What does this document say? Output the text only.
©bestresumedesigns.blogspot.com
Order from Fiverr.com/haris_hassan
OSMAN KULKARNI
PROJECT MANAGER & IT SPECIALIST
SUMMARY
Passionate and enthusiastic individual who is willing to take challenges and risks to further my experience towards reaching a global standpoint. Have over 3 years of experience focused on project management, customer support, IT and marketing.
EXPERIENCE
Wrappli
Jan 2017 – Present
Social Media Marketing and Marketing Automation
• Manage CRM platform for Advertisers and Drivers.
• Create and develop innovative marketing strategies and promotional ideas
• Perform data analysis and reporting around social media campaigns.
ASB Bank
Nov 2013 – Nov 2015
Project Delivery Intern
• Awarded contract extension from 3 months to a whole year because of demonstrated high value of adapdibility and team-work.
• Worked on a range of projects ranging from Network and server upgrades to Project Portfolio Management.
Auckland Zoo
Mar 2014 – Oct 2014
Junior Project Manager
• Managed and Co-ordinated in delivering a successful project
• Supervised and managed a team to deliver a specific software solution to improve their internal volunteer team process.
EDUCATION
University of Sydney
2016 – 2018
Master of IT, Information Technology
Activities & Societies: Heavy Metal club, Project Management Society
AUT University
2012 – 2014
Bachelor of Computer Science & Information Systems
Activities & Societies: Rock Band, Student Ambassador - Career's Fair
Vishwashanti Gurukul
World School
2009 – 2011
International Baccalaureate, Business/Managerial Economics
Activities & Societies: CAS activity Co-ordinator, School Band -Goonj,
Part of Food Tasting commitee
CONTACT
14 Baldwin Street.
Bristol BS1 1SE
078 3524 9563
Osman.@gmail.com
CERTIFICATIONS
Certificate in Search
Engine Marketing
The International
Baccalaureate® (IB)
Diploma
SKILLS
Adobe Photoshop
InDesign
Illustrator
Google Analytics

+ + + +

Pick out every line of the listing containing the word "team", and show those lines.

• Awarded contract extension from 3 months to a whole year because of demonstrated high value of adapdibility and team-work.
• Supervised and managed a team to deliver a specific software solution to improve their internal volunteer team process.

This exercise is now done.